Data provided:
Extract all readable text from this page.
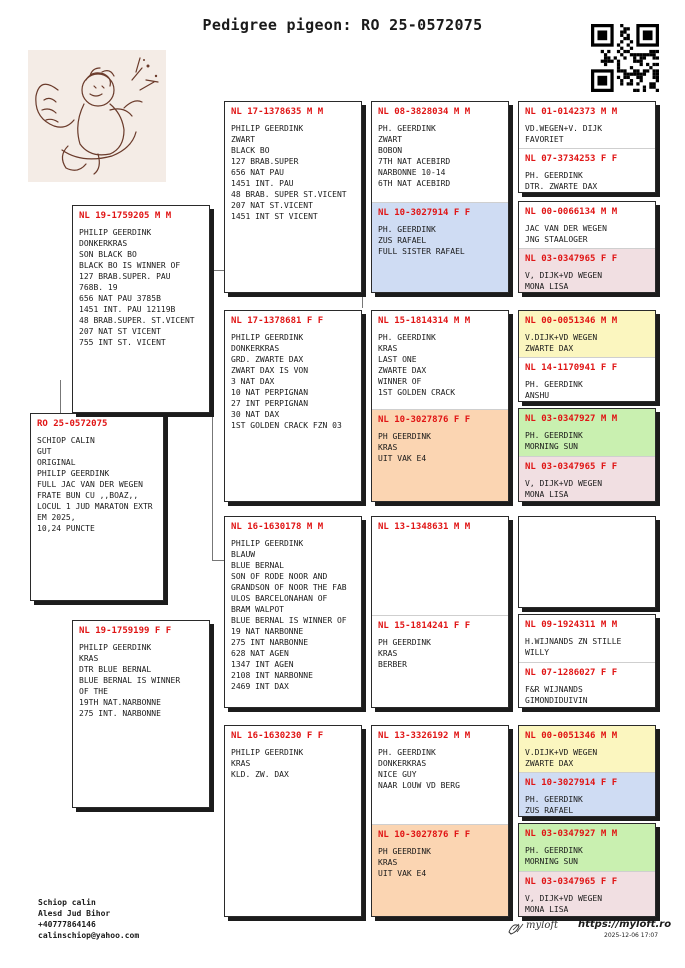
Pedigree pigeon: RO 25-0572075
RO 25-0572075
SCHIOP CALIN
GUT
ORIGINAL
PHILIP GEERDINK
FULL JAC VAN DER WEGEN
FRATE BUN CU ,,BOAZ,,
LOCUL 1 JUD MARATON EXTR
EM 2025,
10,24 PUNCTE
NL 19-1759205 M M
PHILIP GEERDINK
DONKERKRAS
SON BLACK BO
BLACK BO IS WINNER OF
127 BRAB.SUPER. PAU
768B. 19
656 NAT PAU 3785B
1451 INT. PAU 12119B
48 BRAB.SUPER. ST.VICENT
207 NAT ST VICENT
755 INT ST. VICENT
NL 19-1759199 F F
PHILIP GEERDINK
KRAS
DTR BLUE BERNAL
BLUE BERNAL IS WINNER
OF THE
19TH NAT.NARBONNE
275 INT. NARBONNE
NL 17-1378635 M M
PHILIP GEERDINK
ZWART
BLACK BO
127 BRAB.SUPER
656 NAT PAU
1451 INT. PAU
48 BRAB. SUPER ST.VICENT
207 NAT ST.VICENT
1451 INT ST VICENT
NL 17-1378681 F F
PHILIP GEERDINK
DONKERKRAS
GRD. ZWARTE DAX
ZWART DAX IS VON
3 NAT DAX
10 NAT PERPIGNAN
27 INT PERPIGNAN
30 NAT DAX
1ST GOLDEN CRACK FZN 03
NL 16-1630178 M M
PHILIP GEERDINK
BLAUW
BLUE BERNAL
SON OF RODE NOOR AND
GRANDSON OF NOOR THE FAB
ULOS BARCELONAHAN OF
BRAM WALPOT
BLUE BERNAL IS WINNER OF
19 NAT NARBONNE
275 INT NARBONNE
628 NAT AGEN
1347 INT AGEN
2108 INT NARBONNE
2469 INT DAX
NL 16-1630230 F F
PHILIP GEERDINK
KRAS
KLD. ZW. DAX
NL 08-3828034 M M
PH. GEERDINK
ZWART
BOBON
7TH NAT ACEBIRD
NARBONNE 10-14
6TH NAT ACEBIRD
NL 10-3027914 F F
PH. GEERDINK
ZUS RAFAEL
FULL SISTER RAFAEL
NL 15-1814314 M M
PH. GEERDINK
KRAS
LAST ONE
ZWARTE DAX
WINNER OF
1ST GOLDEN CRACK
NL 10-3027876 F F
PH GEERDINK
KRAS
UIT VAK E4
NL 13-1348631 M M
NL 15-1814241 F F
PH GEERDINK
KRAS
BERBER
NL 13-3326192 M M
PH. GEERDINK
DONKERKRAS
NICE GUY
NAAR LOUW VD BERG
NL 10-3027876 F F
PH GEERDINK
KRAS
UIT VAK E4
NL 01-0142373 M M
VD.WEGEN+V. DIJK
FAVORIET
NL 07-3734253 F F
PH. GEERDINK
DTR. ZWARTE DAX
NL 00-0066134 M M
JAC VAN DER WEGEN
JNG STAALOGER
NL 03-0347965 F F
V, DIJK+VD WEGEN
MONA LISA
NL 00-0051346 M M
V.DIJK+VD WEGEN
ZWARTE DAX
NL 14-1170941 F F
PH. GEERDINK
ANSHU
NL 03-0347927 M M
PH. GEERDINK
MORNING SUN
NL 03-0347965 F F
V, DIJK+VD WEGEN
MONA LISA
NL 09-1924311 M M
H.WIJNANDS ZN STILLE
WILLY
NL 07-1286027 F F
F&R WIJNANDS
GIMONDIDUIVIN
NL 00-0051346 M M
V.DIJK+VD WEGEN
ZWARTE DAX
NL 10-3027914 F F
PH. GEERDINK
ZUS RAFAEL
NL 03-0347927 M M
PH. GEERDINK
MORNING SUN
NL 03-0347965 F F
V, DIJK+VD WEGEN
MONA LISA
Schiop calin
Alesd Jud Bihor
+40777864146
calinschiop@yahoo.com
myloft https://myloft.ro
2025-12-06 17:07
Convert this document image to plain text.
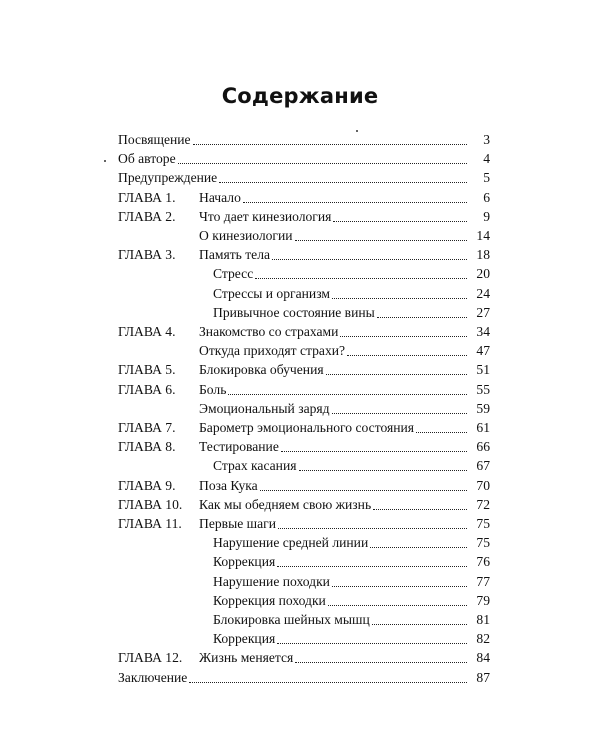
Содержание
Посвящение	3
Об авторе	4
Предупреждение	5
ГЛАВА 1. Начало	6
ГЛАВА 2. Что дает кинезиология	9
О кинезиологии	14
ГЛАВА 3. Память тела	18
Стресс	20
Стрессы и организм	24
Привычное состояние вины	27
ГЛАВА 4. Знакомство со страхами	34
Откуда приходят страхи?	47
ГЛАВА 5. Блокировка обучения	51
ГЛАВА 6. Боль	55
Эмоциональный заряд	59
ГЛАВА 7. Барометр эмоционального состояния	61
ГЛАВА 8. Тестирование	66
Страх касания	67
ГЛАВА 9. Поза Кука	70
ГЛАВА 10. Как мы обедняем свою жизнь	72
ГЛАВА 11. Первые шаги	75
Нарушение средней линии	75
Коррекция	76
Нарушение походки	77
Коррекция походки	79
Блокировка шейных мышц	81
Коррекция	82
ГЛАВА 12. Жизнь меняется	84
Заключение	87
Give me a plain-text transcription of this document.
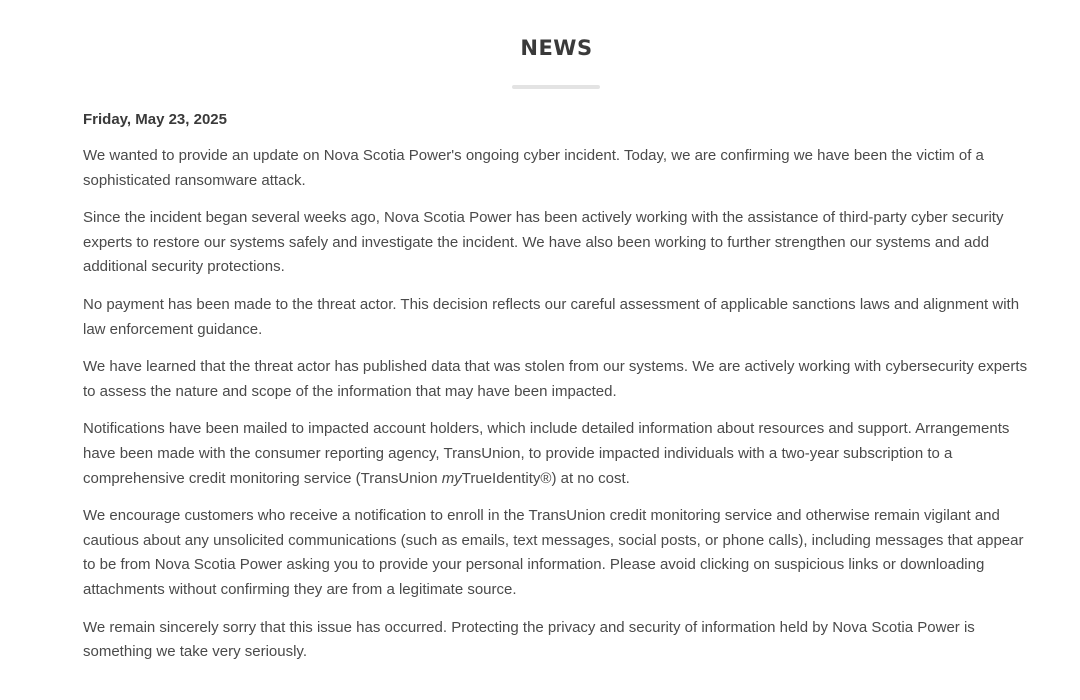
NEWS

Friday, May 23, 2025

We wanted to provide an update on Nova Scotia Power's ongoing cyber incident. Today, we are confirming we have been the victim of a sophisticated ransomware attack.

Since the incident began several weeks ago, Nova Scotia Power has been actively working with the assistance of third-party cyber security experts to restore our systems safely and investigate the incident. We have also been working to further strengthen our systems and add additional security protections.

No payment has been made to the threat actor. This decision reflects our careful assessment of applicable sanctions laws and alignment with law enforcement guidance.

We have learned that the threat actor has published data that was stolen from our systems. We are actively working with cybersecurity experts to assess the nature and scope of the information that may have been impacted.

Notifications have been mailed to impacted account holders, which include detailed information about resources and support. Arrangements have been made with the consumer reporting agency, TransUnion, to provide impacted individuals with a two-year subscription to a comprehensive credit monitoring service (TransUnion myTrueIdentity®) at no cost.

We encourage customers who receive a notification to enroll in the TransUnion credit monitoring service and otherwise remain vigilant and cautious about any unsolicited communications (such as emails, text messages, social posts, or phone calls), including messages that appear to be from Nova Scotia Power asking you to provide your personal information. Please avoid clicking on suspicious links or downloading attachments without confirming they are from a legitimate source.

We remain sincerely sorry that this issue has occurred. Protecting the privacy and security of information held by Nova Scotia Power is something we take very seriously.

Short task:
Exclude every picture and copy the remaining data exactly.

Expected output:
Extract all readable text from this page.
Pedigree pigeon: RO 25-0572075
RO 25-0572075
SCHIOP CALIN
GUT
ORIGINAL
PHILIP GEERDINK
FULL JAC VAN DER WEGEN
FRATE BUN CU ,,BOAZ,,
LOCUL 1 JUD MARATON EXTR
EM 2025,
10,24 PUNCTE
NL 19-1759205 M M
PHILIP GEERDINK
DONKERKRAS
SON BLACK BO
BLACK BO IS WINNER OF
127 BRAB.SUPER. PAU
768B. 19
656 NAT PAU 3785B
1451 INT. PAU 12119B
48 BRAB.SUPER. ST.VICENT
207 NAT ST VICENT
755 INT ST. VICENT
NL 19-1759199 F F
PHILIP GEERDINK
KRAS
DTR BLUE BERNAL
BLUE BERNAL IS WINNER
OF THE
19TH NAT.NARBONNE
275 INT. NARBONNE
NL 17-1378635 M M
PHILIP GEERDINK
ZWART
BLACK BO
127 BRAB.SUPER
656 NAT PAU
1451 INT. PAU
48 BRAB. SUPER ST.VICENT
207 NAT ST.VICENT
1451 INT ST VICENT
NL 17-1378681 F F
PHILIP GEERDINK
DONKERKRAS
GRD. ZWARTE DAX
ZWART DAX IS VON
3 NAT DAX
10 NAT PERPIGNAN
27 INT PERPIGNAN
30 NAT DAX
1ST GOLDEN CRACK FZN 03
NL 16-1630178 M M
PHILIP GEERDINK
BLAUW
BLUE BERNAL
SON OF RODE NOOR AND
GRANDSON OF NOOR THE FAB
ULOS BARCELONAHAN OF
BRAM WALPOT
BLUE BERNAL IS WINNER OF
19 NAT NARBONNE
275 INT NARBONNE
628 NAT AGEN
1347 INT AGEN
2108 INT NARBONNE
2469 INT DAX
NL 16-1630230 F F
PHILIP GEERDINK
KRAS
KLD. ZW. DAX
NL 08-3828034 M M
PH. GEERDINK
ZWART
BOBON
7TH NAT ACEBIRD
NARBONNE 10-14
6TH NAT ACEBIRD
NL 10-3027914 F F
PH. GEERDINK
ZUS RAFAEL
FULL SISTER RAFAEL
NL 15-1814314 M M
PH. GEERDINK
KRAS
LAST ONE
ZWARTE DAX
WINNER OF
1ST GOLDEN CRACK
NL 10-3027876 F F
PH GEERDINK
KRAS
UIT VAK E4
NL 13-1348631 M M
NL 15-1814241 F F
PH GEERDINK
KRAS
BERBER
NL 13-3326192 M M
PH. GEERDINK
DONKERKRAS
NICE GUY
NAAR LOUW VD BERG
NL 10-3027876 F F
PH GEERDINK
KRAS
UIT VAK E4
NL 01-0142373 M M
VD.WEGEN+V. DIJK
FAVORIET
NL 07-3734253 F F
PH. GEERDINK
DTR. ZWARTE DAX
NL 00-0066134 M M
JAC VAN DER WEGEN
JNG STAALOGER
NL 03-0347965 F F
V, DIJK+VD WEGEN
MONA LISA
NL 00-0051346 M M
V.DIJK+VD WEGEN
ZWARTE DAX
NL 14-1170941 F F
PH. GEERDINK
ANSHU
NL 03-0347927 M M
PH. GEERDINK
MORNING SUN
NL 03-0347965 F F
V, DIJK+VD WEGEN
MONA LISA
NL 09-1924311 M M
H.WIJNANDS ZN STILLE
WILLY
NL 07-1286027 F F
F&R WIJNANDS
GIMONDIDUIVIN
NL 00-0051346 M M
V.DIJK+VD WEGEN
ZWARTE DAX
NL 10-3027914 F F
PH. GEERDINK
ZUS RAFAEL
NL 03-0347927 M M
PH. GEERDINK
MORNING SUN
NL 03-0347965 F F
V, DIJK+VD WEGEN
MONA LISA
Schiop calin
Alesd Jud Bihor
+40777864146
calinschiop@yahoo.com
myloft https://myloft.ro
2025-12-06 17:07
Convert this document image to plain text.
Содержание
Посвящение	3
Об авторе	4
Предупреждение	5
ГЛАВА 1. Начало	6
ГЛАВА 2. Что дает кинезиология	9
О кинезиологии	14
ГЛАВА 3. Память тела	18
Стресс	20
Стрессы и организм	24
Привычное состояние вины	27
ГЛАВА 4. Знакомство со страхами	34
Откуда приходят страхи?	47
ГЛАВА 5. Блокировка обучения	51
ГЛАВА 6. Боль	55
Эмоциональный заряд	59
ГЛАВА 7. Барометр эмоционального состояния	61
ГЛАВА 8. Тестирование	66
Страх касания	67
ГЛАВА 9. Поза Кука	70
ГЛАВА 10. Как мы обедняем свою жизнь	72
ГЛАВА 11. Первые шаги	75
Нарушение средней линии	75
Коррекция	76
Нарушение походки	77
Коррекция походки	79
Блокировка шейных мышц	81
Коррекция	82
ГЛАВА 12. Жизнь меняется	84
Заключение	87
Give me a plain-text transcription of this document.
NEWS

Friday, May 23, 2025

We wanted to provide an update on Nova Scotia Power's ongoing cyber incident. Today, we are confirming we have been the victim of a sophisticated ransomware attack.

Since the incident began several weeks ago, Nova Scotia Power has been actively working with the assistance of third-party cyber security experts to restore our systems safely and investigate the incident. We have also been working to further strengthen our systems and add additional security protections.

No payment has been made to the threat actor. This decision reflects our careful assessment of applicable sanctions laws and alignment with law enforcement guidance.

We have learned that the threat actor has published data that was stolen from our systems. We are actively working with cybersecurity experts to assess the nature and scope of the information that may have been impacted.

Notifications have been mailed to impacted account holders, which include detailed information about resources and support. Arrangements have been made with the consumer reporting agency, TransUnion, to provide impacted individuals with a two-year subscription to a comprehensive credit monitoring service (TransUnion myTrueIdentity®) at no cost.

We encourage customers who receive a notification to enroll in the TransUnion credit monitoring service and otherwise remain vigilant and cautious about any unsolicited communications (such as emails, text messages, social posts, or phone calls), including messages that appear to be from Nova Scotia Power asking you to provide your personal information. Please avoid clicking on suspicious links or downloading attachments without confirming they are from a legitimate source.

We remain sincerely sorry that this issue has occurred. Protecting the privacy and security of information held by Nova Scotia Power is something we take very seriously.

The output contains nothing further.